▸ Items:
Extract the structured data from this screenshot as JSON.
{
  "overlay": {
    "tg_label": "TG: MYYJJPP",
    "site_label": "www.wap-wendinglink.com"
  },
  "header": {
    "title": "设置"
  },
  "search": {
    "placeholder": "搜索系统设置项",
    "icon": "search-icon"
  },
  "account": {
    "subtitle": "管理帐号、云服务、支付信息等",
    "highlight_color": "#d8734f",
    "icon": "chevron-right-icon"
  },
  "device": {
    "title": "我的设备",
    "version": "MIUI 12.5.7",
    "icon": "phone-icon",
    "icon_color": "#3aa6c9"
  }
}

==

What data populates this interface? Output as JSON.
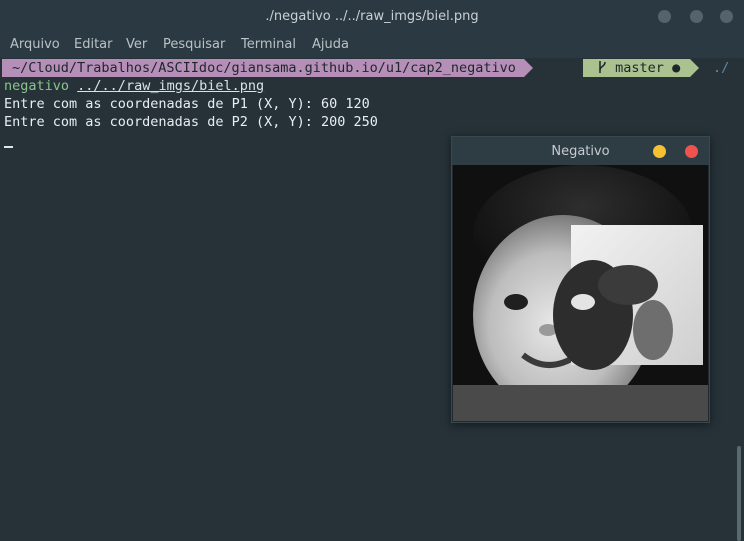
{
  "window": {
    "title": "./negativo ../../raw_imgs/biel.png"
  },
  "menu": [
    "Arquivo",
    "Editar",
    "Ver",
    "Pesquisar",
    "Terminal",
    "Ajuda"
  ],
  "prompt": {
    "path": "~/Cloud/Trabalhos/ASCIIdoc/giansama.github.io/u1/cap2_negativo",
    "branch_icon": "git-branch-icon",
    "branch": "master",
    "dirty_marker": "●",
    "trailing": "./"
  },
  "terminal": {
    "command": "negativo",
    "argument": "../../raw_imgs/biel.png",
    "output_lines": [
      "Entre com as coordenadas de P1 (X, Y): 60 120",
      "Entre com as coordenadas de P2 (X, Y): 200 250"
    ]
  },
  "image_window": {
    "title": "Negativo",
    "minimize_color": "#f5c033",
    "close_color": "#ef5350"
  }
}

▸ Direction: Return each line of the data that contains the string "coordenadas".

▸ Response below:
      "Entre com as coordenadas de P1 (X, Y): 60 120",
      "Entre com as coordenadas de P2 (X, Y): 200 250"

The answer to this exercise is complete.